Locate each line with the string "山西贵源融资担保有限公司装修工程" in the listing below and copy it.

[START]

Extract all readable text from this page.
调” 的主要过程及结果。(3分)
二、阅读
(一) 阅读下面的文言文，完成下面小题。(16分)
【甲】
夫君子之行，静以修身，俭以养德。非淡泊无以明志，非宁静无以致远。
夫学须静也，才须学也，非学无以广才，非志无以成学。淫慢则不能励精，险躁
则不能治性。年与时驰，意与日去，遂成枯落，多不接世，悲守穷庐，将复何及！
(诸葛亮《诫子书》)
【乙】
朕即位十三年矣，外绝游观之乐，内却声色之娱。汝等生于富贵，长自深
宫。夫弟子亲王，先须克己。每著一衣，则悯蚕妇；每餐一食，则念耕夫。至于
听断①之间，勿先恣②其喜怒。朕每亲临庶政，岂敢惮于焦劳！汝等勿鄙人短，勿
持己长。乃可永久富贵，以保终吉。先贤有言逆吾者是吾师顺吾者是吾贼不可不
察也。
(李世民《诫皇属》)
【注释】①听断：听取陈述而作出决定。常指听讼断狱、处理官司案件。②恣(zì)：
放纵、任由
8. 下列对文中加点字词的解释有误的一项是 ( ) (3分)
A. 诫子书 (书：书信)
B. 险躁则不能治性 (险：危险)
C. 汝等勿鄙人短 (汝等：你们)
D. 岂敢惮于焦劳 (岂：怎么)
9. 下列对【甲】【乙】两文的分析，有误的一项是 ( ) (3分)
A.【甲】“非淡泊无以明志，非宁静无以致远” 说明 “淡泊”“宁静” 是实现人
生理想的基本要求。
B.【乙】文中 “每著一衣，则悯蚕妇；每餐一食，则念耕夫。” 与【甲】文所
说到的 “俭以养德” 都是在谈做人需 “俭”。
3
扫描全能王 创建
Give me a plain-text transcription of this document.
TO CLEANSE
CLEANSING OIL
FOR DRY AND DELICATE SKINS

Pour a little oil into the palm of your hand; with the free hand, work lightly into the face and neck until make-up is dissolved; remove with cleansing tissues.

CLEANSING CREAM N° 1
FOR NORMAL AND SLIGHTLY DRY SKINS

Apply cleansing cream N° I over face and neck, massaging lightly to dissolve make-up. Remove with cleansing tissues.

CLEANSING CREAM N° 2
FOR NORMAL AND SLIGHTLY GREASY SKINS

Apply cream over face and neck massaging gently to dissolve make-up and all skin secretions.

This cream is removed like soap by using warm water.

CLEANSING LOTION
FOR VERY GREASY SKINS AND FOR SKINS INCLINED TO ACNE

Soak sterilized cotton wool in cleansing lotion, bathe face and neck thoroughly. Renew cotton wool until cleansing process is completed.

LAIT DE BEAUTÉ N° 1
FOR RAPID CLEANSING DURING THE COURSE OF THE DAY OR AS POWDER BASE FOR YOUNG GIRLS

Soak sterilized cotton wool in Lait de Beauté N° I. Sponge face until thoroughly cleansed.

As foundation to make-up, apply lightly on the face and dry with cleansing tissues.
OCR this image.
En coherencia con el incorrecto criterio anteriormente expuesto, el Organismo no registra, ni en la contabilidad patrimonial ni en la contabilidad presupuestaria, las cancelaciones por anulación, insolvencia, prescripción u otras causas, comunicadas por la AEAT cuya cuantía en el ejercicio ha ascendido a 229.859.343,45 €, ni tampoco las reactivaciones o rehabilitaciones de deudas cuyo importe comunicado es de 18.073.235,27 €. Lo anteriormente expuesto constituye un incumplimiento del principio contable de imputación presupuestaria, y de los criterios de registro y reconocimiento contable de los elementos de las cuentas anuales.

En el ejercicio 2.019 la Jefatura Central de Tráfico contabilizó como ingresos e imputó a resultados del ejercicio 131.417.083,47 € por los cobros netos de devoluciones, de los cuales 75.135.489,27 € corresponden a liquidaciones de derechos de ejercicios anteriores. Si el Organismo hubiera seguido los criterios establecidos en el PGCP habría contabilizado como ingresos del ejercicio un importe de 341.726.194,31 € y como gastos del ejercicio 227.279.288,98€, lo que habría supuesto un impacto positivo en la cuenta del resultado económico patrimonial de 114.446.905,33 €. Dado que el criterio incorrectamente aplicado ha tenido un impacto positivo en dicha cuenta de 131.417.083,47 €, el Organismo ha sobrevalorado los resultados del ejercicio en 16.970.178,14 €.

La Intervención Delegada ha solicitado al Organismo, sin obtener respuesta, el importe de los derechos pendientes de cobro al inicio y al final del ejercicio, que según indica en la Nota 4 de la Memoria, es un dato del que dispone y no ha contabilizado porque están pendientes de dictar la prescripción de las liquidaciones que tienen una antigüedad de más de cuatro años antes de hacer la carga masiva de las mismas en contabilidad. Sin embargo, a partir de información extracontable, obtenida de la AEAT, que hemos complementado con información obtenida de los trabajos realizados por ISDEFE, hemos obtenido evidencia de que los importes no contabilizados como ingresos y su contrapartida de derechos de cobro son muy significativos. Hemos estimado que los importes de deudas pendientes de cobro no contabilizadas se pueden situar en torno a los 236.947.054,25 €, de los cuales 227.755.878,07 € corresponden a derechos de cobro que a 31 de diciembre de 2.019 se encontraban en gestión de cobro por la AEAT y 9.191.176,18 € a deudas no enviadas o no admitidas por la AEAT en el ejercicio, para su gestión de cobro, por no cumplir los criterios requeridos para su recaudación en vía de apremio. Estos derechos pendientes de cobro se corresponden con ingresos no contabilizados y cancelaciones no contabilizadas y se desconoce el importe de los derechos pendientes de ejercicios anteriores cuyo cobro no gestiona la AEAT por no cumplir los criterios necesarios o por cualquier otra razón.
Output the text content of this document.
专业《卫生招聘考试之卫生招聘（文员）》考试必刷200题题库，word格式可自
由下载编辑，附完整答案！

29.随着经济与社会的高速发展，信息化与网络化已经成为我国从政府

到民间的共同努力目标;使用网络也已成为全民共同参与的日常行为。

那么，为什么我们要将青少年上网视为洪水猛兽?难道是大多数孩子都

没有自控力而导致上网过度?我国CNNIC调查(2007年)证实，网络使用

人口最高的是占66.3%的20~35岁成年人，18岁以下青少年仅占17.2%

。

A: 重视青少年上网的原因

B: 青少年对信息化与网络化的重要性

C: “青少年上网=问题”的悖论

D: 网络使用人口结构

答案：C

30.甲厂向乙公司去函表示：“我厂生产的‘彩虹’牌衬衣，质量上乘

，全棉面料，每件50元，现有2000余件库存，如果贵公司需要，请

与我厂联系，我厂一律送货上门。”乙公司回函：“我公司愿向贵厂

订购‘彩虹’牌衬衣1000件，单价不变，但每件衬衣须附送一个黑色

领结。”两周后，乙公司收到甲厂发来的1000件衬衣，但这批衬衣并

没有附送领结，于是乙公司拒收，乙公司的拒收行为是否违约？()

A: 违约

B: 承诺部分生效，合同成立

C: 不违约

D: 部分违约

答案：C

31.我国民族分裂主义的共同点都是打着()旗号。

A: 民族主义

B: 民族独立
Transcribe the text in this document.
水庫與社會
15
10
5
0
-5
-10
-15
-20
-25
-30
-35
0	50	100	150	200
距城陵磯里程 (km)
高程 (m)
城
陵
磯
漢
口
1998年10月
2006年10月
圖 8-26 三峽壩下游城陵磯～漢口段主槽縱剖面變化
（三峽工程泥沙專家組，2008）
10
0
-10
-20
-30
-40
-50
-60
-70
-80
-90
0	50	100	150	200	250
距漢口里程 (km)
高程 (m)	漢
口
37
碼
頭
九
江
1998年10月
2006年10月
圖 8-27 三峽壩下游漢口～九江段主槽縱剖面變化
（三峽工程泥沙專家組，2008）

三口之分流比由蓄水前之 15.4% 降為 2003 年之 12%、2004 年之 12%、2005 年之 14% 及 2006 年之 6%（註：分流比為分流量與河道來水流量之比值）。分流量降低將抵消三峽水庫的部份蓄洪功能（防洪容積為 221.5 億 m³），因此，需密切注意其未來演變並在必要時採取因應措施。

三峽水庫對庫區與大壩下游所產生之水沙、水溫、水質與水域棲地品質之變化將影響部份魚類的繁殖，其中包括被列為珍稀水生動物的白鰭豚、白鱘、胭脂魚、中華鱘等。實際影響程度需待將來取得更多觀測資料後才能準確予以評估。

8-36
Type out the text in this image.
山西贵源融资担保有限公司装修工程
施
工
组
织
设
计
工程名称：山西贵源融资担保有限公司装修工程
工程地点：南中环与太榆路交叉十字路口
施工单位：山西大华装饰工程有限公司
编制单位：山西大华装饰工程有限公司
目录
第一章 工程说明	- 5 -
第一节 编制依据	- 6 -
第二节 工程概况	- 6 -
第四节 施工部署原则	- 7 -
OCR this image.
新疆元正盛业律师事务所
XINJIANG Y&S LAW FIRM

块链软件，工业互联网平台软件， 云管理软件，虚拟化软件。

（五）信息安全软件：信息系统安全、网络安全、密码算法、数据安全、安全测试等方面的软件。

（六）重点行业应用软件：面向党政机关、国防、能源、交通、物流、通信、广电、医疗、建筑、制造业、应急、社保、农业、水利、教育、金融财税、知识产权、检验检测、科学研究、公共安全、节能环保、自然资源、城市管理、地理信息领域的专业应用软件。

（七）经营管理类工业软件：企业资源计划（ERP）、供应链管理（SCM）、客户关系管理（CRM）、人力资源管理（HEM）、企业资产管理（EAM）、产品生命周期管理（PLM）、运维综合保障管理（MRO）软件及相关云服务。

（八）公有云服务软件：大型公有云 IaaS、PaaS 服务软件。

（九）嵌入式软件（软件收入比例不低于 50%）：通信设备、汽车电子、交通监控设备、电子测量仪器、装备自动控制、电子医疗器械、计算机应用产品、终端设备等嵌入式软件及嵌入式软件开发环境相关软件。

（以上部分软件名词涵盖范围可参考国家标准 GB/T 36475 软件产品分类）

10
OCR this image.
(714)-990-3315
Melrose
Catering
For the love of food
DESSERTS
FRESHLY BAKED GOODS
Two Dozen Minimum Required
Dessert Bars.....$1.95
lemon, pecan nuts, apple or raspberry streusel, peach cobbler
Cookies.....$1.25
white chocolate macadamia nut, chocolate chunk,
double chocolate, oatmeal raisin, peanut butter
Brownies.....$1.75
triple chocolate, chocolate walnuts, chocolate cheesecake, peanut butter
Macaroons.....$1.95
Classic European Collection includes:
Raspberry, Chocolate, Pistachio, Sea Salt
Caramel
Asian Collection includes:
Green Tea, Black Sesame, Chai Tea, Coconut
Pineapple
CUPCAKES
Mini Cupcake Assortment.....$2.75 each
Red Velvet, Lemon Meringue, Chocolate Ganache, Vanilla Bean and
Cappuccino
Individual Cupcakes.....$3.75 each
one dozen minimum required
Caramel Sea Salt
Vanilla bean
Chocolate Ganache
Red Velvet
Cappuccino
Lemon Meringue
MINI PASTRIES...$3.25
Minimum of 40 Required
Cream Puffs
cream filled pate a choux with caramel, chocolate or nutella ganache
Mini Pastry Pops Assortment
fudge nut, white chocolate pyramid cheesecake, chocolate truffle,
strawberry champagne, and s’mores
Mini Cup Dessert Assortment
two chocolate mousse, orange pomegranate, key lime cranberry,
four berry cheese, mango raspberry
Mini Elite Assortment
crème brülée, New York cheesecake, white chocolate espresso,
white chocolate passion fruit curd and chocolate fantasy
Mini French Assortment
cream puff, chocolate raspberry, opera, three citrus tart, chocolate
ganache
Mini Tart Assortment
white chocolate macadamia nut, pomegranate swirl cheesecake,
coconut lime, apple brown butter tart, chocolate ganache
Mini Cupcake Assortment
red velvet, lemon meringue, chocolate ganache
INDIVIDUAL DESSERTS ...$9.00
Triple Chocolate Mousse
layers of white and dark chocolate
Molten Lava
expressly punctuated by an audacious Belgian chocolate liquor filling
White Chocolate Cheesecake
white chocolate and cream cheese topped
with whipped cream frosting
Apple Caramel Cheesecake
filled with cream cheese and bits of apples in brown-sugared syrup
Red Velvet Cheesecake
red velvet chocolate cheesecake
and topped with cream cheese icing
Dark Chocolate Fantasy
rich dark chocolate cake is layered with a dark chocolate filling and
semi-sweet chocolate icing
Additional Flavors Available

[END]

> _Output below_
山西贵源融资担保有限公司装修工程
工程名称：山西贵源融资担保有限公司装修工程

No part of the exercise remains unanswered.